[Spatial layout entries]
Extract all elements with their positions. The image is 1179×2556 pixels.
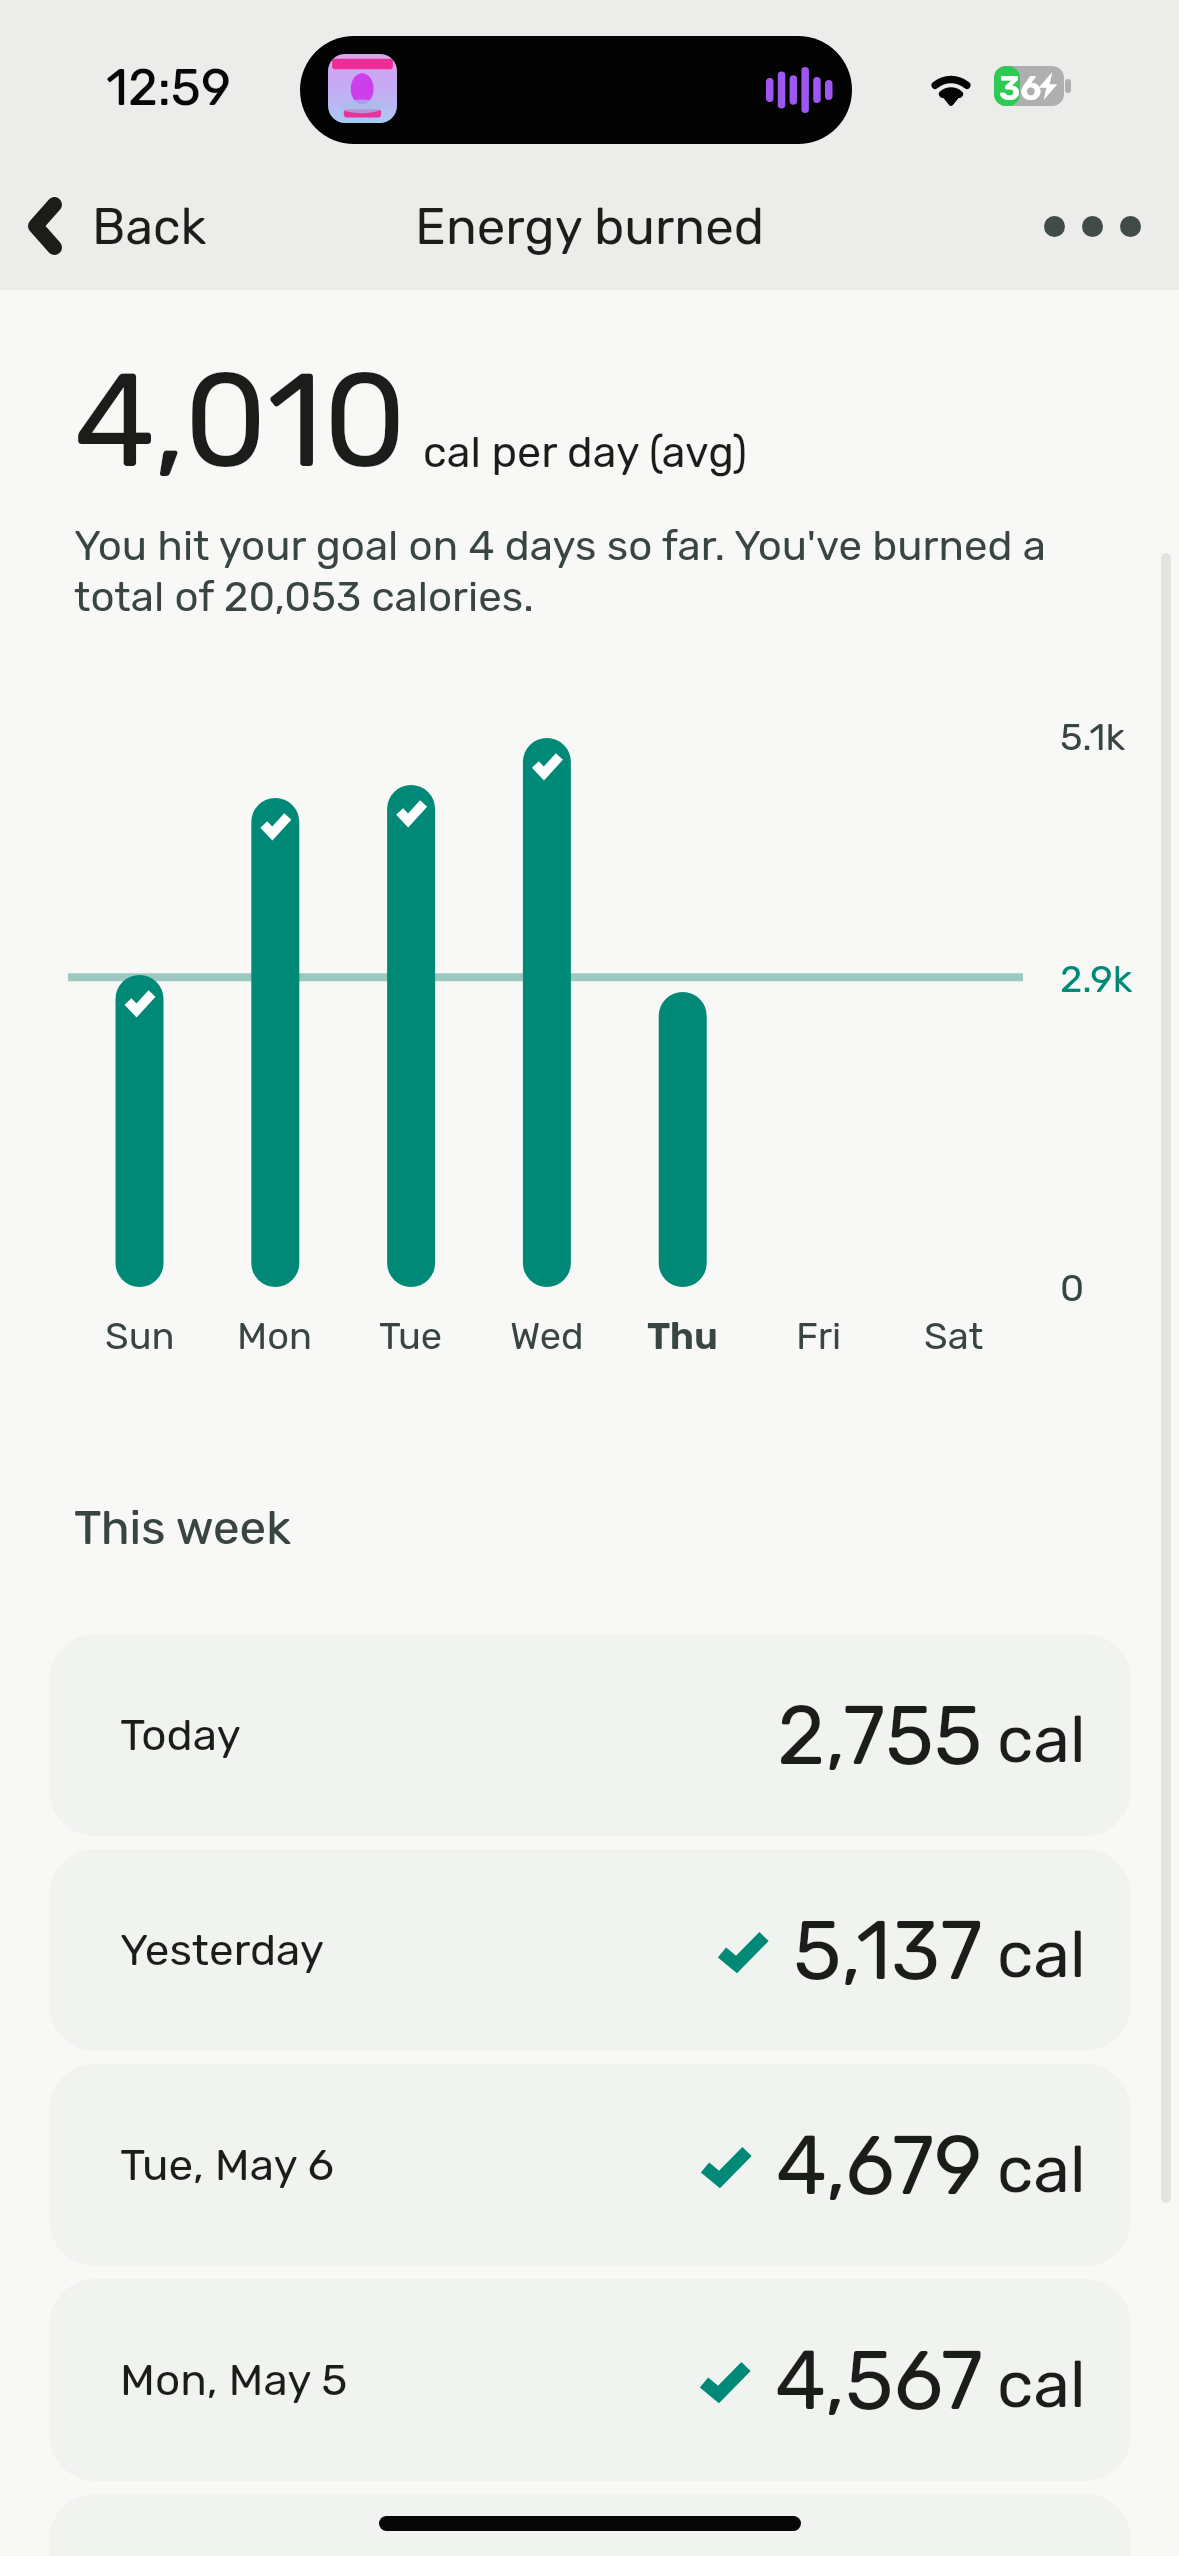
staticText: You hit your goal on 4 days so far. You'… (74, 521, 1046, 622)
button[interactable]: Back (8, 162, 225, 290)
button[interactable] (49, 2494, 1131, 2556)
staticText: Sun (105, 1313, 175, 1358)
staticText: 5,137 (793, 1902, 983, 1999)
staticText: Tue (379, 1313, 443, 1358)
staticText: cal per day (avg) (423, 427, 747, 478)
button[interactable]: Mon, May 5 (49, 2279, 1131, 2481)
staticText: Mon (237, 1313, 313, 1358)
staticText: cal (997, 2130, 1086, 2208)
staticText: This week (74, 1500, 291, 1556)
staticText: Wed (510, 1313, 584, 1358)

> Stated problem
Copy out every line of the records above word for word, leaving out the picture.

> Task solution
Extract all elements with their positions. The image is 1179×2556 pixels.
staticText: You hit your goal on 4 days so far. You'… (74, 521, 1046, 622)
button[interactable]: Back (8, 162, 225, 290)
button[interactable] (49, 2494, 1131, 2556)
staticText: Sun (105, 1313, 175, 1358)
staticText: 5,137 (793, 1902, 983, 1999)
staticText: Tue (379, 1313, 443, 1358)
staticText: cal per day (avg) (423, 427, 747, 478)
button[interactable]: Mon, May 5 (49, 2279, 1131, 2481)
staticText: Mon (237, 1313, 313, 1358)
staticText: cal (997, 2130, 1086, 2208)
staticText: This week (74, 1500, 291, 1556)
staticText: Wed (510, 1313, 584, 1358)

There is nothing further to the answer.